= Exercise =
Copy the records below exactly as they are written.

= Dataset records =
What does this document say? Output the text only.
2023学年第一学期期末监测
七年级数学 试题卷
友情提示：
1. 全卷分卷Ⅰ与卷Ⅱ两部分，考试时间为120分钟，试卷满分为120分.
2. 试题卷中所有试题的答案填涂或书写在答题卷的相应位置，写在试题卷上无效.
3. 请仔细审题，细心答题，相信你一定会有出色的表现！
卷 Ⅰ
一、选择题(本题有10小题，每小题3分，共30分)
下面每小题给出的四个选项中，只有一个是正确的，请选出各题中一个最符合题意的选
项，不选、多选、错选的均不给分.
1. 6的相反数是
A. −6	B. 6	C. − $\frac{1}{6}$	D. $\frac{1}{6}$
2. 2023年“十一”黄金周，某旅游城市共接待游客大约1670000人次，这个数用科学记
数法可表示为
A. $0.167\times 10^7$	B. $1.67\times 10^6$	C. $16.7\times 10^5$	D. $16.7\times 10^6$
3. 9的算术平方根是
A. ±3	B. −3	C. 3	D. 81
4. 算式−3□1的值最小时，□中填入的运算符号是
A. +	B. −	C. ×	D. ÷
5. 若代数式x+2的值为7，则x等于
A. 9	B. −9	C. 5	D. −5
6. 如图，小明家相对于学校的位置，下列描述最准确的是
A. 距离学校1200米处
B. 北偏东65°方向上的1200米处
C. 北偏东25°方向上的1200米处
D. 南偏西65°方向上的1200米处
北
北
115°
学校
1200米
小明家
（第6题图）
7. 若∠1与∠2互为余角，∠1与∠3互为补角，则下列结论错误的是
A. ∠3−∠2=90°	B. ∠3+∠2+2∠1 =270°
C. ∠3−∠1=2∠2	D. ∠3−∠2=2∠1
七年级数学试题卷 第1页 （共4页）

= Response for this exercise =
What does this document say? Output the text only.
2023学年第一学期期末监测
七年级数学 试题卷
友情提示：
1. 全卷分卷Ⅰ与卷Ⅱ两部分，考试时间为120分钟，试卷满分为120分.
2. 试题卷中所有试题的答案填涂或书写在答题卷的相应位置，写在试题卷上无效.
3. 请仔细审题，细心答题，相信你一定会有出色的表现！
卷 Ⅰ
一、选择题(本题有10小题，每小题3分，共30分)
下面每小题给出的四个选项中，只有一个是正确的，请选出各题中一个最符合题意的选
项，不选、多选、错选的均不给分.
1. 6的相反数是
A. −6	B. 6	C. − $\frac{1}{6}$	D. $\frac{1}{6}$
2. 2023年“十一”黄金周，某旅游城市共接待游客大约1670000人次，这个数用科学记
数法可表示为
A. $0.167\times 10^7$	B. $1.67\times 10^6$	C. $16.7\times 10^5$	D. $16.7\times 10^6$
3. 9的算术平方根是
A. ±3	B. −3	C. 3	D. 81
4. 算式−3□1的值最小时，□中填入的运算符号是
A. +	B. −	C. ×	D. ÷
5. 若代数式x+2的值为7，则x等于
A. 9	B. −9	C. 5	D. −5
6. 如图，小明家相对于学校的位置，下列描述最准确的是
A. 距离学校1200米处
B. 北偏东65°方向上的1200米处
C. 北偏东25°方向上的1200米处
D. 南偏西65°方向上的1200米处
北
北
115°
学校
1200米
小明家
（第6题图）
7. 若∠1与∠2互为余角，∠1与∠3互为补角，则下列结论错误的是
A. ∠3−∠2=90°	B. ∠3+∠2+2∠1 =270°
C. ∠3−∠1=2∠2	D. ∠3−∠2=2∠1
七年级数学试题卷 第1页 （共4页）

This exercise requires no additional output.